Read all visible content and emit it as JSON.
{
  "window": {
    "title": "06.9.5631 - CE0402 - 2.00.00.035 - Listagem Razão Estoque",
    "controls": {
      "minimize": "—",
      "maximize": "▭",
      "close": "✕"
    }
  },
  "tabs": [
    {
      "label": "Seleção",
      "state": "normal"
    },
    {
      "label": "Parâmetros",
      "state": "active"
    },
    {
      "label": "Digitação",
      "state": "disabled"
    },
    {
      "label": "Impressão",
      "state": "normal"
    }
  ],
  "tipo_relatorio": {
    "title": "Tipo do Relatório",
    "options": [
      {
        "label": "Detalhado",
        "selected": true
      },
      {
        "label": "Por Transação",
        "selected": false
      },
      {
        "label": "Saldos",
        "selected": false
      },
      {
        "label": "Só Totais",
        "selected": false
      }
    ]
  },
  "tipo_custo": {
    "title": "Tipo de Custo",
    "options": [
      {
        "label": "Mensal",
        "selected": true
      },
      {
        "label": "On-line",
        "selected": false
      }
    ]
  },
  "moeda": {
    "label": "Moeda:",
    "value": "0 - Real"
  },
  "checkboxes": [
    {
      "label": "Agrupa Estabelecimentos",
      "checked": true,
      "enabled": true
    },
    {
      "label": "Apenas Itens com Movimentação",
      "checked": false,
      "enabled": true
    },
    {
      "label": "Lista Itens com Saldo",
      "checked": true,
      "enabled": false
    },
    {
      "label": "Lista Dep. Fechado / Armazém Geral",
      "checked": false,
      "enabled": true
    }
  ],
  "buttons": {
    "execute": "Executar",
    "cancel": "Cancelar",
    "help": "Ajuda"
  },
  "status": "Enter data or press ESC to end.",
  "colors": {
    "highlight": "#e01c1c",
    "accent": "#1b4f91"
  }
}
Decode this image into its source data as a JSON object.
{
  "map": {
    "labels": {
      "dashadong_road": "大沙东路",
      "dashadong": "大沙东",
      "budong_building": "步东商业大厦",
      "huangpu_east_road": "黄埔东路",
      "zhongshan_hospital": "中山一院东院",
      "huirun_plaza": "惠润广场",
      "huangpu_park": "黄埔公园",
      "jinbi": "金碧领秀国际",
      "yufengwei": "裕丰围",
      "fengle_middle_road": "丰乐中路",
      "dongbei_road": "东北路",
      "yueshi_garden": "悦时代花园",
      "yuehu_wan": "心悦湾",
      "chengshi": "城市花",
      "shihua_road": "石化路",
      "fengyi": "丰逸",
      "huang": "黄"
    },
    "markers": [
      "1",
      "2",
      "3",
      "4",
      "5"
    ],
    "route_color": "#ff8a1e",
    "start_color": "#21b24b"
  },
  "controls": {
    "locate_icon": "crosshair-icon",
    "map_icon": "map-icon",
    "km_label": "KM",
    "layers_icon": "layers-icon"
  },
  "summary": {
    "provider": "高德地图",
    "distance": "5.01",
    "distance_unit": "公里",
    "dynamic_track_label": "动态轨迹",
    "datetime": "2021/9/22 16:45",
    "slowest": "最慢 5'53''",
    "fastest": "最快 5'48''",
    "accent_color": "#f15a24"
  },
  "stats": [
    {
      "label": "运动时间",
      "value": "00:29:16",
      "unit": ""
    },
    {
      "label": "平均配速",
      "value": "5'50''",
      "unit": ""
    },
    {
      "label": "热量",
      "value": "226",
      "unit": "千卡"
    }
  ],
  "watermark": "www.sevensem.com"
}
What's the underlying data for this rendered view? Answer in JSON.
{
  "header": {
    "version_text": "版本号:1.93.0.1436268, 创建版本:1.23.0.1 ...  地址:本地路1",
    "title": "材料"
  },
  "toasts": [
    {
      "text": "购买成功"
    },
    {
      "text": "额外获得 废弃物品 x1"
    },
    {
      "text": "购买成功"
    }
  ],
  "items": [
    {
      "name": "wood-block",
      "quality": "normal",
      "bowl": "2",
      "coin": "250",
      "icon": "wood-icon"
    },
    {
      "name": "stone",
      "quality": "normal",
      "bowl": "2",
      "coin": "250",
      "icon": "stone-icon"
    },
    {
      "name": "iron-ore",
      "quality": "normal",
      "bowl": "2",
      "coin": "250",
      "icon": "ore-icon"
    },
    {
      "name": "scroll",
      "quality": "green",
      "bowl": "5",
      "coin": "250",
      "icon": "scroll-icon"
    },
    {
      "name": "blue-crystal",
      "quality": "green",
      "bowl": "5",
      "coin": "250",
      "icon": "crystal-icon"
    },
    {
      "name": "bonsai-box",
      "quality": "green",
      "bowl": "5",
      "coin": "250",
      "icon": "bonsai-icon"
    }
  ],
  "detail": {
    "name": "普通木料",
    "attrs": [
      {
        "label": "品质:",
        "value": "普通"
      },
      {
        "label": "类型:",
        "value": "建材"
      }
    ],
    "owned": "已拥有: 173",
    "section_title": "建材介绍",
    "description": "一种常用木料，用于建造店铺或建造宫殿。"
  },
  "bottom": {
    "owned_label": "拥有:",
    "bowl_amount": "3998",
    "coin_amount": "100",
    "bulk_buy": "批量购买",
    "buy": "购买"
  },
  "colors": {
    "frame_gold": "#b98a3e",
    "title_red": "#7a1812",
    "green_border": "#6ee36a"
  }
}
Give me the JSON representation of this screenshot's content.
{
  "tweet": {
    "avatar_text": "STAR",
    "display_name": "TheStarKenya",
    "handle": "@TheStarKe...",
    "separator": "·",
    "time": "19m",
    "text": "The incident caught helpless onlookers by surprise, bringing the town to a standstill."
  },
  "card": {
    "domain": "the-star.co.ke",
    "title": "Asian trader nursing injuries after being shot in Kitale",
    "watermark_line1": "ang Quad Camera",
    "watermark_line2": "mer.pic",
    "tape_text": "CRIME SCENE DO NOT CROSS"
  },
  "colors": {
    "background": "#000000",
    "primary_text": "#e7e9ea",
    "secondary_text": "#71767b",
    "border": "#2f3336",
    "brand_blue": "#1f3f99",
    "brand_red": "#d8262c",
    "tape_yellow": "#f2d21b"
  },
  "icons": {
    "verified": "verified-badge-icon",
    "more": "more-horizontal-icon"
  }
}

══════════

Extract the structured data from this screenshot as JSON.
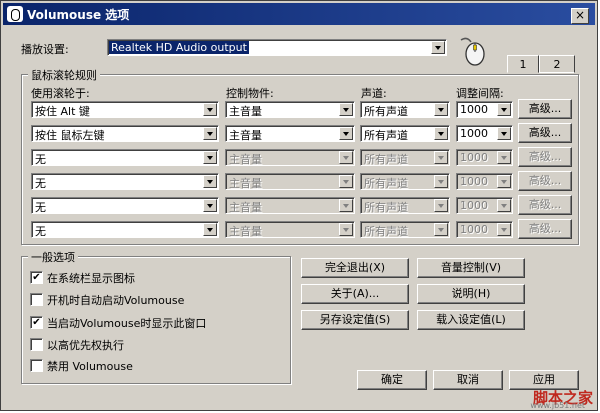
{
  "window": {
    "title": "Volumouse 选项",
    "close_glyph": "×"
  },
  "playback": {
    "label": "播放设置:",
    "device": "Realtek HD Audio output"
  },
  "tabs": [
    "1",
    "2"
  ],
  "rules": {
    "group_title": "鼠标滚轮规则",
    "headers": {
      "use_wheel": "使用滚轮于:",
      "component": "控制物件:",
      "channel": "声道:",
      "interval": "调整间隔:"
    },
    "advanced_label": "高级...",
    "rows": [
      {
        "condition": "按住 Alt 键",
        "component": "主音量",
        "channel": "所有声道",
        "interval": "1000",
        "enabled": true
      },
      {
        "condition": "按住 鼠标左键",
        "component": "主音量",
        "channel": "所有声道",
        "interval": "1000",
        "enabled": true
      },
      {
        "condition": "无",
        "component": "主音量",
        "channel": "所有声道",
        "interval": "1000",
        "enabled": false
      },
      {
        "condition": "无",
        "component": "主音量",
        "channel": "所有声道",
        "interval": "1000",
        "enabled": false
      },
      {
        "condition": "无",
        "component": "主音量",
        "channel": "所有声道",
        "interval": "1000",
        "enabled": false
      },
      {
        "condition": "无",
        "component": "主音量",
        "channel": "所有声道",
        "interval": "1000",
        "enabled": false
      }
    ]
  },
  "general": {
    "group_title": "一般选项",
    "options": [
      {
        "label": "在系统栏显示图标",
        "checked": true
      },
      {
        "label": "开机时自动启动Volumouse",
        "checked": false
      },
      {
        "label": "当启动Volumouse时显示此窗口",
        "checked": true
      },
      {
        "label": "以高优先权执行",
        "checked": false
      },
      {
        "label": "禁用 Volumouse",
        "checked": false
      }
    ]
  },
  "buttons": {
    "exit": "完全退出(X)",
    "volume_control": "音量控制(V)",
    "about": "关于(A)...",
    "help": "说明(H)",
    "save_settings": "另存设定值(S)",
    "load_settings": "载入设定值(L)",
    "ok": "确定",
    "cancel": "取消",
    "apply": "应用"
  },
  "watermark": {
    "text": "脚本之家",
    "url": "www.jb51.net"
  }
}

══════════

WHAT YOU HAVE TO DO »
Go through the material line by line. Show each line that contains the string "screenshot".

THE SOLUTION »
Give me the JSON representation of this screenshot's content.
Extract the structured data from this screenshot as JSON.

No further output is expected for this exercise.